== THE DATA
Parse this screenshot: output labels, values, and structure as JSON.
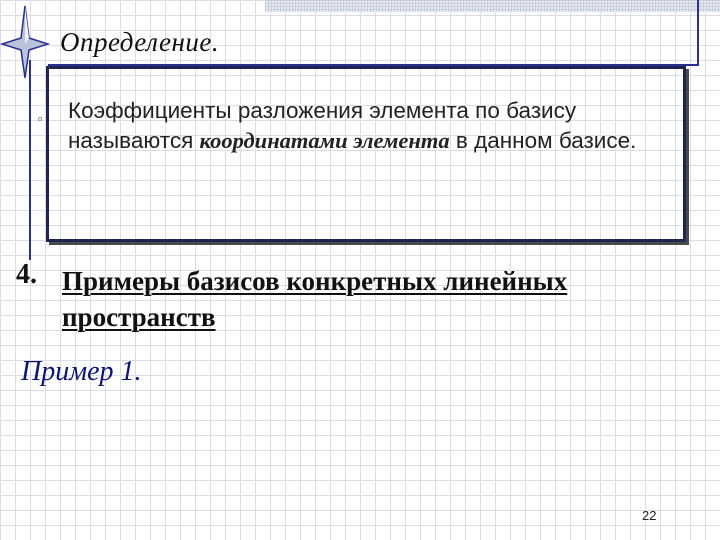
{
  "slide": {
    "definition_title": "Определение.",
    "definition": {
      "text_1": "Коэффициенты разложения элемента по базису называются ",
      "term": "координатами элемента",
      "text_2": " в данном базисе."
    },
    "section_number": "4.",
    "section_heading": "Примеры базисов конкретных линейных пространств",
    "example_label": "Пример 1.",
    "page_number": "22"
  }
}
====
Without including any pictures, output all the entries above exactly.

> EXERCISE RESPONSE
Parse this screenshot: output labels, values, and structure as JSON.
{
  "slide": {
    "definition_title": "Определение.",
    "definition": {
      "text_1": "Коэффициенты разложения элемента по базису называются ",
      "term": "координатами элемента",
      "text_2": " в данном базисе."
    },
    "section_number": "4.",
    "section_heading": "Примеры базисов конкретных линейных пространств",
    "example_label": "Пример 1.",
    "page_number": "22"
  }
}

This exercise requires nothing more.